What is the number of lines containing "dari"? Give only that number.

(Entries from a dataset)
>>>

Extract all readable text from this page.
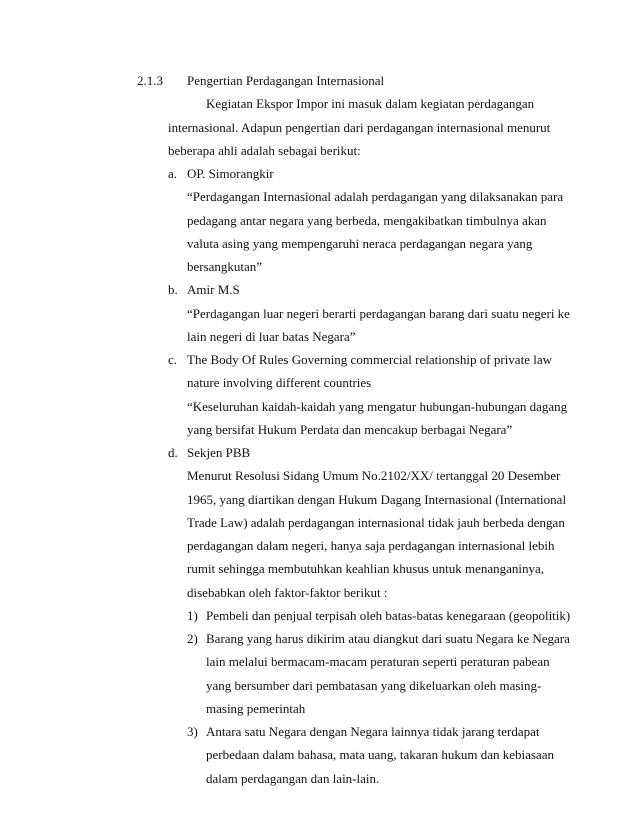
2.1.3 Pengertian Perdagangan Internasional
Kegiatan Ekspor Impor ini masuk dalam kegiatan perdagangan
internasional. Adapun pengertian dari perdagangan internasional menurut
beberapa ahli adalah sebagai berikut:
a. OP. Simorangkir
“Perdagangan Internasional adalah perdagangan yang dilaksanakan para
pedagang antar negara yang berbeda, mengakibatkan timbulnya akan
valuta asing yang mempengaruhi neraca perdagangan negara yang
bersangkutan”
b. Amir M.S
“Perdagangan luar negeri berarti perdagangan barang dari suatu negeri ke
lain negeri di luar batas Negara”
c. The Body Of Rules Governing commercial relationship of private law
nature involving different countries
“Keseluruhan kaidah-kaidah yang mengatur hubungan-hubungan dagang
yang bersifat Hukum Perdata dan mencakup berbagai Negara”
d. Sekjen PBB
Menurut Resolusi Sidang Umum No.2102/XX/ tertanggal 20 Desember
1965, yang diartikan dengan Hukum Dagang Internasional (International
Trade Law) adalah perdagangan internasional tidak jauh berbeda dengan
perdagangan dalam negeri, hanya saja perdagangan internasional lebih
rumit sehingga membutuhkan keahlian khusus untuk menanganinya,
disebabkan oleh faktor-faktor berikut :
1) Pembeli dan penjual terpisah oleh batas-batas kenegaraan (geopolitik)
2) Barang yang harus dikirim atau diangkut dari suatu Negara ke Negara
lain melalui bermacam-macam peraturan seperti peraturan pabean
yang bersumber dari pembatasan yang dikeluarkan oleh masing-
masing pemerintah
3) Antara satu Negara dengan Negara lainnya tidak jarang terdapat
perbedaan dalam bahasa, mata uang, takaran hukum dan kebiasaan
dalam perdagangan dan lain-lain.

<<<

Finished task: 4